[Begin Provided information]

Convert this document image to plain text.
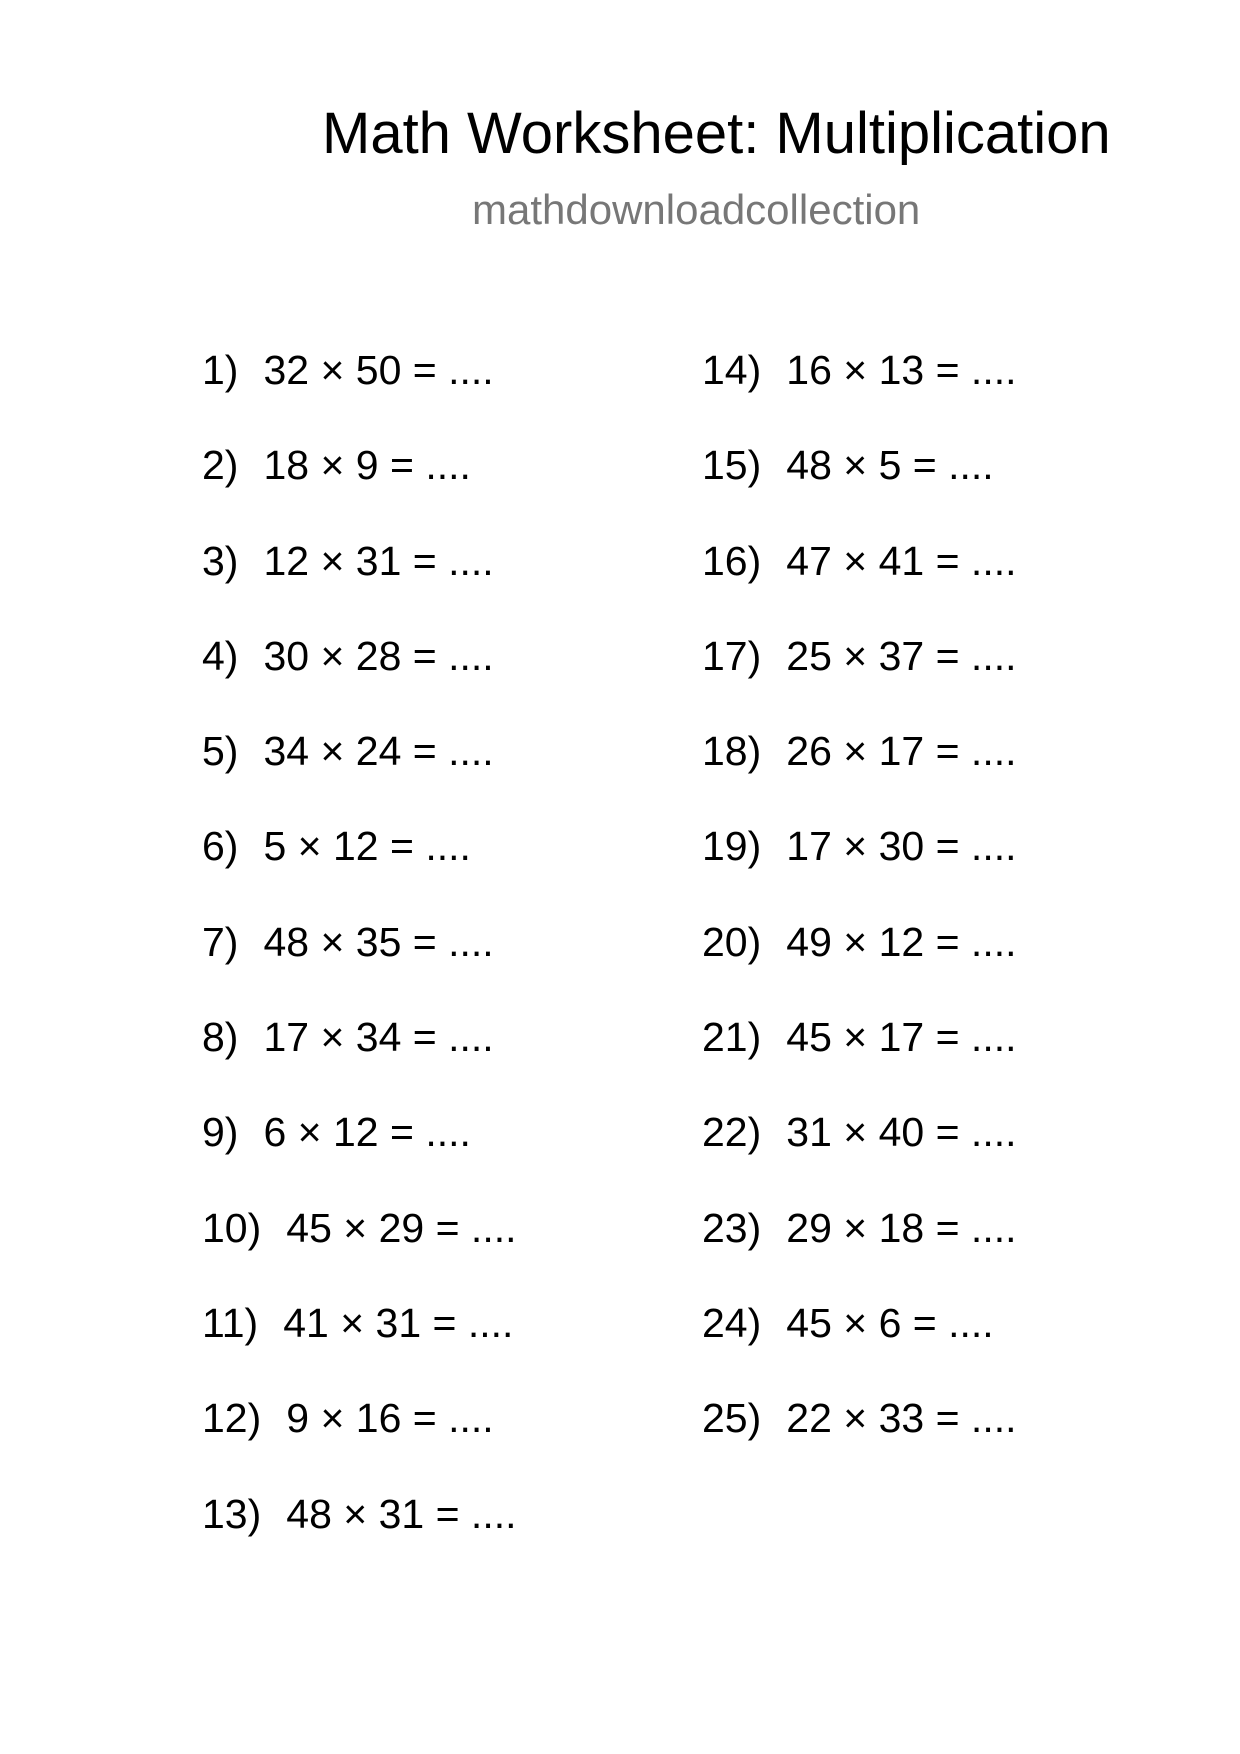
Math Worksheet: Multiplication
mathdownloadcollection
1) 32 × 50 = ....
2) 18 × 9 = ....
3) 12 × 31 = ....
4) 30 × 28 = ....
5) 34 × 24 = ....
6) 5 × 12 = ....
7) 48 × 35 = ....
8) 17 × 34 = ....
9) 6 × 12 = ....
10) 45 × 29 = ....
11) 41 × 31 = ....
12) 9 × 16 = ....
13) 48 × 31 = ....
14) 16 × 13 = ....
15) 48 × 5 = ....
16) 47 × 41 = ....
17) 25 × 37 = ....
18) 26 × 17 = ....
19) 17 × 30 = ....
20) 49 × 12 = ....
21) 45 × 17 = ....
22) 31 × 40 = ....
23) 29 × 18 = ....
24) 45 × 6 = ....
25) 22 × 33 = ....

[End Provided information]

● **To be done**: Leaving aside the images, write out the entries above word for word.

● **Answer**:
Convert this document image to plain text.
Math Worksheet: Multiplication
mathdownloadcollection
1) 32 × 50 = ....
2) 18 × 9 = ....
3) 12 × 31 = ....
4) 30 × 28 = ....
5) 34 × 24 = ....
6) 5 × 12 = ....
7) 48 × 35 = ....
8) 17 × 34 = ....
9) 6 × 12 = ....
10) 45 × 29 = ....
11) 41 × 31 = ....
12) 9 × 16 = ....
13) 48 × 31 = ....
14) 16 × 13 = ....
15) 48 × 5 = ....
16) 47 × 41 = ....
17) 25 × 37 = ....
18) 26 × 17 = ....
19) 17 × 30 = ....
20) 49 × 12 = ....
21) 45 × 17 = ....
22) 31 × 40 = ....
23) 29 × 18 = ....
24) 45 × 6 = ....
25) 22 × 33 = ....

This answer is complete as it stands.